**Source extract:**
((
A PhD isn’t… anything like your undergraduate dissertation. Really it isn’t. At all. Unless during your undergrad. you had to teach masters level students, produce publications in peer-reviewed journals, present at international conferences with top academics in your field, organise conferences, partner with organisations, write grants and obtain competitive funding, produce press releases about your work for print, online and TV news outlets around the world, or write 80,000 words and not pass unless your work was considered by leading academics to constitute a brand new contribution to knowledge. Is that what you did when you were 19? Didn't think so. Though if you did, crikey, get off this nonsense blog and go win a Nobel Prize [or drink some blue WKDs to make up for lost time]). Yes, we have to undertake training as part of our PhD (we are trainee researchers) but it’s more like workplace training than university lectures, ok? We almost never go in our pyjamas.
A PhD isn’t… like being a student. See reasons above. Plus, we work fulltime (or part-time if we have other commitments), we don’t drink to excess (unless absolutely necessary or you’re talking about coffee) and we aren’t rebelling against a sheltered teenagedom. In fact, many of us have been fully enrolled in the working world for years. Instead, we have a line manager (‘supervisor’) and some of us are paid for producing our PhD projects, so it’s really more like your job than it’s like your 3rd year dissertation. Please don’t say our PhDs are like your dissertation. We really need you to understand that they aren’t. BUT we do get a student discount, and our work is often based at a university, so we see undergraduates from time to time (sometimes we teach them), but we honestly don't play ring of fire with them. At least we really shouldn't because, you know, boundaries. NB lots of PhDs are based in industry rather than at universities.
A PhD isn’t… a short-term thing. A lot of people don’t know how long PhDs lasts, let alone their friend’s/partner’s/sibling’s topic. That’s totally fine – I can’t remember your birthday, your job title or your kids’ names. To set things straight, a PhD usually lasts three-to-four years fulltime minimum; funding is generally for 3 years (or four years if it includes an MRes in year 1 [NB the first year of a three-year PhD usually amounts to an MPhil). Part-time, a PhD tends to take 6-8 years. But some people take 25 years. Twenty-five mo-freakin years I hear you cry. Yes. Because they are HARD. You know those long-term projects your organisation has ongoing? The ones on the Gantt Chart? It’s like those, except crammed into 3 years, done by one person with little or no delegation, and it's examined at the end.
A PhD isn’t… easy / something everyone can do. It’s not easy to get – you need to have a strong proposal which will likely have been developed over many months. If you’re going for funding it’s much much harder - you'll have faced a long application process and a gruelling interview (like any other job but with much more writing upfront, and usually with far more applicants than other jobs). It’s not easy to do, either: PhD candidates need to be resilient enough to handle a lot of pressure. They are pretty much solely accountable for what they do and they have to do all of it on their own. Depression levels are particularly high in PhD candidates. Around 40% dropout. To succeed requires a varied skillset including presenting, writing, project management, not to mention the ability to produce original scholarly discoveries. Many subjects require advanced statistical abilities, advanced experimental design, advanced qualitative and quantitative methods, advanced critical review skills, computer programming and the ability to interpret things like these: p < .001; F(3,26); M, SD, r, rs, adj. R2, b, B, ηp2 …..
))
**Given information:**
((
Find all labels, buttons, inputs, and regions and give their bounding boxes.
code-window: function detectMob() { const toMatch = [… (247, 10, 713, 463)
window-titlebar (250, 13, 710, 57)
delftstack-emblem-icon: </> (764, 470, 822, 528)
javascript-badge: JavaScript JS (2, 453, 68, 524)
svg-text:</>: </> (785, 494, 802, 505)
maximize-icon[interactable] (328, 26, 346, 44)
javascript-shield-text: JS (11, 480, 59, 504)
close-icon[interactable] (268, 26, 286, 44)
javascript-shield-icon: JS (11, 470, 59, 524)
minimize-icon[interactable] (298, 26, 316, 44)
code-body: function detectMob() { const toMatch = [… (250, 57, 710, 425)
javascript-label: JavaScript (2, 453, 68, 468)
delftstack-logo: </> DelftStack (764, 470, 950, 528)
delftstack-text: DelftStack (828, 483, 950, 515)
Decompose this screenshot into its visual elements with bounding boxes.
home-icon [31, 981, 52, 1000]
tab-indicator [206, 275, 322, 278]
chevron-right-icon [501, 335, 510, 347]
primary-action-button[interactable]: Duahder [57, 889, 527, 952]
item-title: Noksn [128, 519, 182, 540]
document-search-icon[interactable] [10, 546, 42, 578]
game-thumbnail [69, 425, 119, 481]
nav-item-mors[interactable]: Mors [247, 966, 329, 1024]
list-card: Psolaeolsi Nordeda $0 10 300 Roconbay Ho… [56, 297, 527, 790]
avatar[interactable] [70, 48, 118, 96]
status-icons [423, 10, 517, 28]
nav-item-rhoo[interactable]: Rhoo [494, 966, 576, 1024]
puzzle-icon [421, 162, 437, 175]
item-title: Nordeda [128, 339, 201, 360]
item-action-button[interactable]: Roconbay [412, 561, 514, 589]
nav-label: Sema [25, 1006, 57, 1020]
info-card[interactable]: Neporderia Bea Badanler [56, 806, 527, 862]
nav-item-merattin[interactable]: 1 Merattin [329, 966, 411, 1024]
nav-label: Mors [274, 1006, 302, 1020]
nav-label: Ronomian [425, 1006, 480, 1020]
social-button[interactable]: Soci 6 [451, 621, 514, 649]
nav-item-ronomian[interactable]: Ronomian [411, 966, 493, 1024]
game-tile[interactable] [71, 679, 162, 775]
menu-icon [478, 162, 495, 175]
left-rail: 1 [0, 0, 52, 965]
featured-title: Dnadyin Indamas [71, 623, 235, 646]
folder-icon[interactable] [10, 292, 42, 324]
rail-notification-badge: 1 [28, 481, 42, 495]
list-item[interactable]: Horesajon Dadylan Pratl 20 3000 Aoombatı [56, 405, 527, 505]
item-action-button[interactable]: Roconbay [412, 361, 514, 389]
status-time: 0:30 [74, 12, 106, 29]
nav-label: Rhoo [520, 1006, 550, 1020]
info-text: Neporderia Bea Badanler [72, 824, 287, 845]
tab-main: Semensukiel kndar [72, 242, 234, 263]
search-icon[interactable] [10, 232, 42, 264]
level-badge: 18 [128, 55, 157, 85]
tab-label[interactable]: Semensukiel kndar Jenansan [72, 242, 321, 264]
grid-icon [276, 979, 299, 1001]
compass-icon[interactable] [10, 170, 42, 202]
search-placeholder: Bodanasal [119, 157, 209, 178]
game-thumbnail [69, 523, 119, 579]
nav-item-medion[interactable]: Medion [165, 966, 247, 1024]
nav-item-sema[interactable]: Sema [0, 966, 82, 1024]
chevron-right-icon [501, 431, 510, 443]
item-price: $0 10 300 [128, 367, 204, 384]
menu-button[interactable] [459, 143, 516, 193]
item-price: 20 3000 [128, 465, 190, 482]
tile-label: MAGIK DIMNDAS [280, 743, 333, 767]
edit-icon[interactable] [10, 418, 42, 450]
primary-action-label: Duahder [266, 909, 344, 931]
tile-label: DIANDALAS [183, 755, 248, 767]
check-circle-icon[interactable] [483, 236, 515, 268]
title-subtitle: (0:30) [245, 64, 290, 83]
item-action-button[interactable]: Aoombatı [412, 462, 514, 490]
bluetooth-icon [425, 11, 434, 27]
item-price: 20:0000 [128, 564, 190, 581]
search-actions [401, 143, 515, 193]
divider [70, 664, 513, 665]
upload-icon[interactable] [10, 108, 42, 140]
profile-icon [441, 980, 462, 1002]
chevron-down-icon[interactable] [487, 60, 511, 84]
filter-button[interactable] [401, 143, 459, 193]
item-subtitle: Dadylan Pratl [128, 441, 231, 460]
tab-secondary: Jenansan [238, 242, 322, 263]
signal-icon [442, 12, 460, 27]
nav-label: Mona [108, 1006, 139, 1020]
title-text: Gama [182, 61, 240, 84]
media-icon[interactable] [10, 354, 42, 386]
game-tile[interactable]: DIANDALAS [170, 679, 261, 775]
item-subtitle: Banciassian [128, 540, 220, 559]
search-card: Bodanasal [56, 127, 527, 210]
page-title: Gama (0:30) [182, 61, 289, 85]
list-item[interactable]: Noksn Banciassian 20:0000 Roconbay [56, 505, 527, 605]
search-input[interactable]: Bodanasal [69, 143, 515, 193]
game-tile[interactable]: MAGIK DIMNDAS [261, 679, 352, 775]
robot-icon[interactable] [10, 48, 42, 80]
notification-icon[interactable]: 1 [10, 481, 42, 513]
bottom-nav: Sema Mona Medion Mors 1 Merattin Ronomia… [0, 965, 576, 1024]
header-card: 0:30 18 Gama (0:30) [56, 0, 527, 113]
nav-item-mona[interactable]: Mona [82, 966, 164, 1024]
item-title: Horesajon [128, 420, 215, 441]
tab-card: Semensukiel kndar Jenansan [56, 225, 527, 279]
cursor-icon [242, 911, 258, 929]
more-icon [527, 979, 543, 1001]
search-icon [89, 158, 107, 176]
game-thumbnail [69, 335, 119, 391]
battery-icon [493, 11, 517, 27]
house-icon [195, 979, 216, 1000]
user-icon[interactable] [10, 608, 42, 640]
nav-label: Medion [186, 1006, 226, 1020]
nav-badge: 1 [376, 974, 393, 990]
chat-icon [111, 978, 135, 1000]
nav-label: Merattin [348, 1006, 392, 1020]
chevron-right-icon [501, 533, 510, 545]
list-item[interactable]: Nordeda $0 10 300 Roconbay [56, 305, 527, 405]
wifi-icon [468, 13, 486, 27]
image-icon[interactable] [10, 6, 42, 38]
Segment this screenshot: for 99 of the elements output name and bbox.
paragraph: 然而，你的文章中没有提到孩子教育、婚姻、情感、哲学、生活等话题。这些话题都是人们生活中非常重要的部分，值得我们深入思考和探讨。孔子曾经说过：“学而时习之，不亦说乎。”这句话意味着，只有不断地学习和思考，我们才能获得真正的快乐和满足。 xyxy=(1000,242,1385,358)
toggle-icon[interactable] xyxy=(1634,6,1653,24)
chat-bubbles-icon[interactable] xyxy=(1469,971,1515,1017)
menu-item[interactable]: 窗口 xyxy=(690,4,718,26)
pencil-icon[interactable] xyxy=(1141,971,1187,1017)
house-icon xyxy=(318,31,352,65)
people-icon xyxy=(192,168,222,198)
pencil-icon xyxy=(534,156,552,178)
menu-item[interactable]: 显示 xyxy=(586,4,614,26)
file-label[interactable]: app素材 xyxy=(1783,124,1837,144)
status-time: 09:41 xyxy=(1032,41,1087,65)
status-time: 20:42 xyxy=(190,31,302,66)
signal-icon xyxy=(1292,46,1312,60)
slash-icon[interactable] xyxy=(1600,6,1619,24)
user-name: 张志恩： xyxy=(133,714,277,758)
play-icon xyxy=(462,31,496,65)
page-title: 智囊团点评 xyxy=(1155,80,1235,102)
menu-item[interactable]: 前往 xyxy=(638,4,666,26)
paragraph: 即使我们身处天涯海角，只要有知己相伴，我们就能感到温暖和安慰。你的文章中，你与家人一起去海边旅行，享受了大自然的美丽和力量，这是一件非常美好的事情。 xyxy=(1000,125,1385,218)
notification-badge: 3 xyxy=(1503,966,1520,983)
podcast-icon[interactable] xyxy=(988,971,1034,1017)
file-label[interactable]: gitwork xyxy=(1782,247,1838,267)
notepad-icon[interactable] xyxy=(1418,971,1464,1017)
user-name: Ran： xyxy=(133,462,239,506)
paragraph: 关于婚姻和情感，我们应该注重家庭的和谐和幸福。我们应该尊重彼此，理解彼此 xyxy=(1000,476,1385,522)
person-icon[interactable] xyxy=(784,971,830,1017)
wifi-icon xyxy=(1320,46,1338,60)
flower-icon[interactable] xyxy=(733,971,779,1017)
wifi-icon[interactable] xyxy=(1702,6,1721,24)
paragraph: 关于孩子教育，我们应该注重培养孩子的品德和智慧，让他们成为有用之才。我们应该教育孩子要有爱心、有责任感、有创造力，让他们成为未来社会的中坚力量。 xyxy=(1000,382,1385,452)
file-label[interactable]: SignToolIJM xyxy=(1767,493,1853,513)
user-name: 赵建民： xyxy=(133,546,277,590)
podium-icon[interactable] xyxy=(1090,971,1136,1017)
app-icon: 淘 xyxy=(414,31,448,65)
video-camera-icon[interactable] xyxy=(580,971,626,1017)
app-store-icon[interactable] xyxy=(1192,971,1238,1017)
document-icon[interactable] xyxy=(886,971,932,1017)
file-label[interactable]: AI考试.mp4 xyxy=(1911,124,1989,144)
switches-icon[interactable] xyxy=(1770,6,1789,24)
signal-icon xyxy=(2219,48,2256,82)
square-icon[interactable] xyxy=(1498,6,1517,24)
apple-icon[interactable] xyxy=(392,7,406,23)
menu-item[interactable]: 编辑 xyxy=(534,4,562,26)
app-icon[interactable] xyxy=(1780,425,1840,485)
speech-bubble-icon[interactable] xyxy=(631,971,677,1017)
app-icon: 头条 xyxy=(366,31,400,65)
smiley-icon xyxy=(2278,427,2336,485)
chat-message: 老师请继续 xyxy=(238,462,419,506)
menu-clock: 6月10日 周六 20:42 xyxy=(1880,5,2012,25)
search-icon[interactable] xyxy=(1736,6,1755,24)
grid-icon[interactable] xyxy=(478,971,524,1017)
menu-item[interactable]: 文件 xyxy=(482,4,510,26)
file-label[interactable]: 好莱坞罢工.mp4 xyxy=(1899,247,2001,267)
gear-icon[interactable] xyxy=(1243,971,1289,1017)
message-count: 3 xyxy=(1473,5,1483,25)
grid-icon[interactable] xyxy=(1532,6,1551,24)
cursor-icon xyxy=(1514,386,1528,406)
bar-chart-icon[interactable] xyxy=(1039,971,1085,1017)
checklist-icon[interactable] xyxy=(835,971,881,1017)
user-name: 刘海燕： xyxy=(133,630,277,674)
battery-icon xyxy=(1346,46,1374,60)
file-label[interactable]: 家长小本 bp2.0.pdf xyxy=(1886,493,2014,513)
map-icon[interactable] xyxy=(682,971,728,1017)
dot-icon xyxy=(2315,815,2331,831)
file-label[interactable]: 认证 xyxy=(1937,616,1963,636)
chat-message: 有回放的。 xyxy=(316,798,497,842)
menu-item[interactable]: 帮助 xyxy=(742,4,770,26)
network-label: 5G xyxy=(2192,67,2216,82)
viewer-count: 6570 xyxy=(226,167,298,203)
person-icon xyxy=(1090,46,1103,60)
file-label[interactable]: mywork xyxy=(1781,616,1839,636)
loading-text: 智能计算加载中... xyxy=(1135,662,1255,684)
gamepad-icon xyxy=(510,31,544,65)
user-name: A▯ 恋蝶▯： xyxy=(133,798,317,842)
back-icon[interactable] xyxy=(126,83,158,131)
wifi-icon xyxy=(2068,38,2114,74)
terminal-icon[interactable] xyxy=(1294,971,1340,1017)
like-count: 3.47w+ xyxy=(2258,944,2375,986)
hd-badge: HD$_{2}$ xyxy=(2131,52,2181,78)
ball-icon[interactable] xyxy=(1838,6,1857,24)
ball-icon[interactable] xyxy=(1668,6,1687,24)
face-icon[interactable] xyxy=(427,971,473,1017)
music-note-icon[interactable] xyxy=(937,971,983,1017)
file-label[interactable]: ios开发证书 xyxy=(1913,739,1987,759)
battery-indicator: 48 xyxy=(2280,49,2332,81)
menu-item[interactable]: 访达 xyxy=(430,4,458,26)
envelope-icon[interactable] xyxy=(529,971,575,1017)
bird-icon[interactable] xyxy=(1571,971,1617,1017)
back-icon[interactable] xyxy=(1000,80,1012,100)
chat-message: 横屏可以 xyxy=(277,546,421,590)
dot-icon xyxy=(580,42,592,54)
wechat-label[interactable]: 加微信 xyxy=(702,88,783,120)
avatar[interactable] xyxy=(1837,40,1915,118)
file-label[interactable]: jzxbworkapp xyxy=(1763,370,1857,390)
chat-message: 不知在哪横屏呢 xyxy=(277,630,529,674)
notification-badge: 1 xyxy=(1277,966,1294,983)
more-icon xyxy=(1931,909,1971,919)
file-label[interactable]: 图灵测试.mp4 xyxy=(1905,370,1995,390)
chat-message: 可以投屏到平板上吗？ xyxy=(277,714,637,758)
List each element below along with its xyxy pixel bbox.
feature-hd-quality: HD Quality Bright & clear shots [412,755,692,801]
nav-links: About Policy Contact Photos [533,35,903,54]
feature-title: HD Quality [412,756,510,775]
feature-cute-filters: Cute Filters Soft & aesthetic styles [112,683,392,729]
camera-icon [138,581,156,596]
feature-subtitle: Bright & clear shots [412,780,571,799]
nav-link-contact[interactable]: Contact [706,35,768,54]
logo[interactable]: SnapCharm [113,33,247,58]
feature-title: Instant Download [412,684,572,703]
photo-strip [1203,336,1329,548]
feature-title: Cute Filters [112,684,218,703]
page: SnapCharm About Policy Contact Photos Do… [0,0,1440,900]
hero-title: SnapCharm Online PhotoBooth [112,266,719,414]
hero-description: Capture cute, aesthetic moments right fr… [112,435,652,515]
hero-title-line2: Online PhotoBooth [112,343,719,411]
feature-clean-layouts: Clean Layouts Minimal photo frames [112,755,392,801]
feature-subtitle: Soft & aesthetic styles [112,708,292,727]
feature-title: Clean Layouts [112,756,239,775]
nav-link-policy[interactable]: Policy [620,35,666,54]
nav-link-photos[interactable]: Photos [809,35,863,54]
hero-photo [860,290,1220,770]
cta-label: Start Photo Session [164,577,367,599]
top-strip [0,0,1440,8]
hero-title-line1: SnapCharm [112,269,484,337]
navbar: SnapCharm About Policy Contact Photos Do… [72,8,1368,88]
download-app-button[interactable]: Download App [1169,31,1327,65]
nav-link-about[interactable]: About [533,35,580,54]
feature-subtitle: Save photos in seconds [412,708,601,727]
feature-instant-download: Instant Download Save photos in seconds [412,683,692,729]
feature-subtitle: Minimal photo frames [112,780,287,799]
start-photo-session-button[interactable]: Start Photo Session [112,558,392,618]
))
**Directives:**
1. Which skills does the PhD extract name as part of the varied skillset needed to succeed?
2. Please rewrite the part of the PhD extract starting at "A PhD isn’t… a short-term" and ending at "at the end.", replacing "Gantt Chart" with "project timeline".
3. According to the PhD extract, how long does a part-time PhD tend to take?
The rows come from a separate source, unrelated to the PhD extract.

**Exercise solutions:**
1. Presenting, writing, project management, and the ability to produce original scholarly discoveries.

2.
A PhD isn’t… a short-term thing. A lot of people don’t know how long PhDs lasts, let alone their friend’s/partner’s/sibling’s topic. That’s totally fine – I can’t remember your birthday, your job title or your kids’ names. To set things straight, a PhD usually lasts three-to-four years fulltime minimum; funding is generally for 3 years (or four years if it includes an MRes in year 1 [NB the first year of a three-year PhD usually amounts to an MPhil). Part-time, a PhD tends to take 6-8 years. But some people take 25 years. Twenty-five mo-freakin years I hear you cry. Yes. Because they are HARD. You know those long-term projects your organisation has ongoing? The ones on the project timeline? It’s like those, except crammed into 3 years, done by one person with little or no delegation, and it's examined at the end.

3. Six to eight years.